# Task to carry out
Look through the entries below and report how many lines hold the string "image". Only the number is wanted.

# Supplied records

** START **

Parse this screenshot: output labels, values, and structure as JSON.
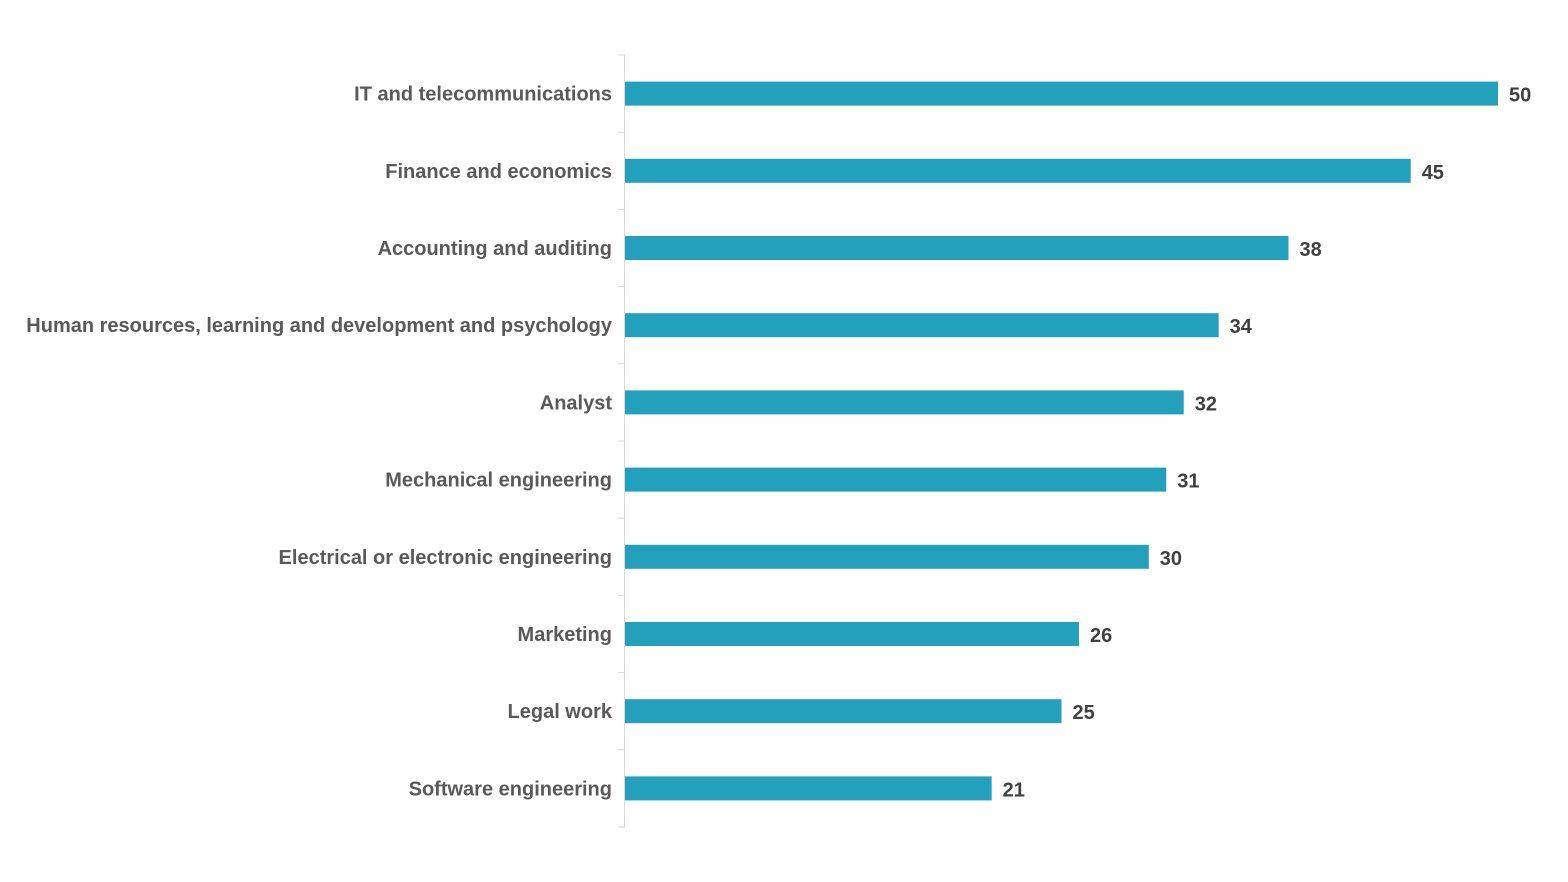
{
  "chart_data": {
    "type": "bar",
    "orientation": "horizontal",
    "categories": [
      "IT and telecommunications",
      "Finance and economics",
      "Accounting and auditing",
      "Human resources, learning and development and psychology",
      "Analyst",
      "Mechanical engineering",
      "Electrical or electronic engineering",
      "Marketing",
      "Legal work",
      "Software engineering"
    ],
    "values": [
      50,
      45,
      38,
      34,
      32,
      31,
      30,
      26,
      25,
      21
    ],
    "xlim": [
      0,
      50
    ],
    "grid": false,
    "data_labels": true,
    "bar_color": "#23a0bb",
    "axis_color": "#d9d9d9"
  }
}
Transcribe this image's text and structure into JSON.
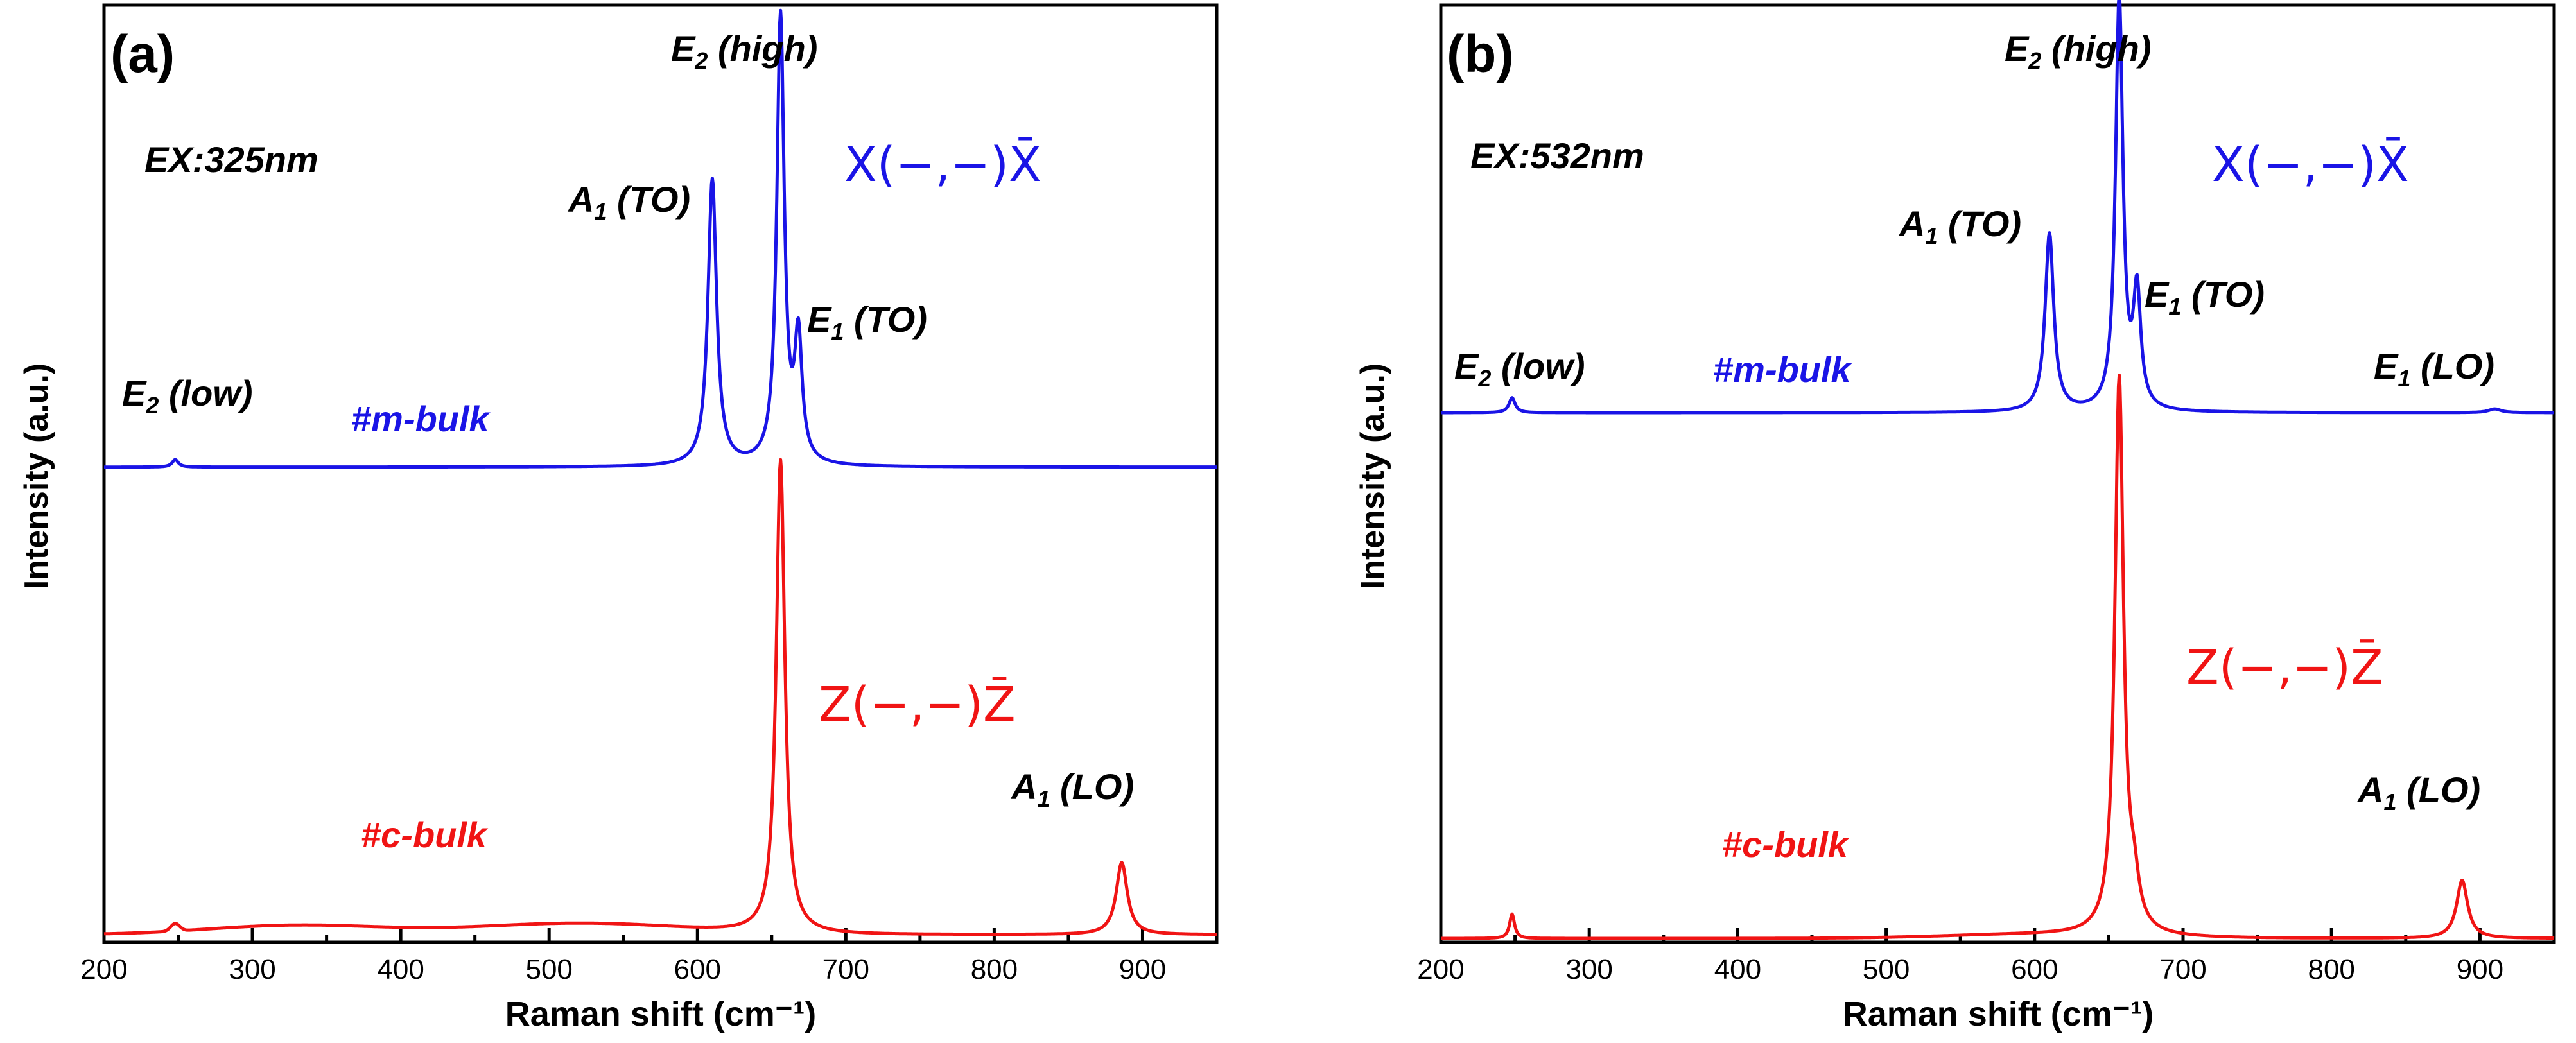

** END **
** START **

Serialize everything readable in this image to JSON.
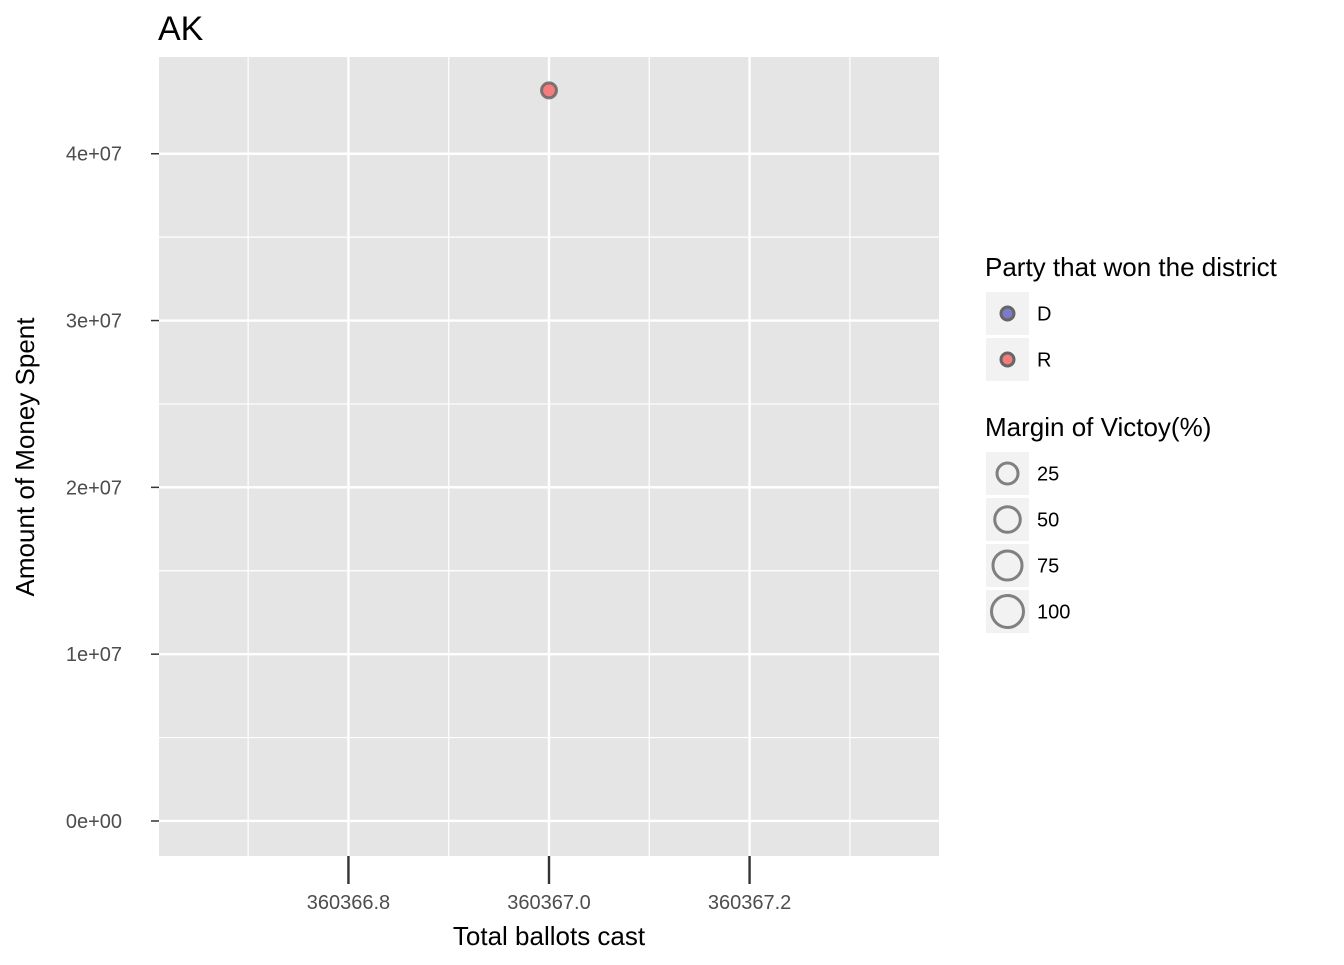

** END **

# Solution to this exercise
2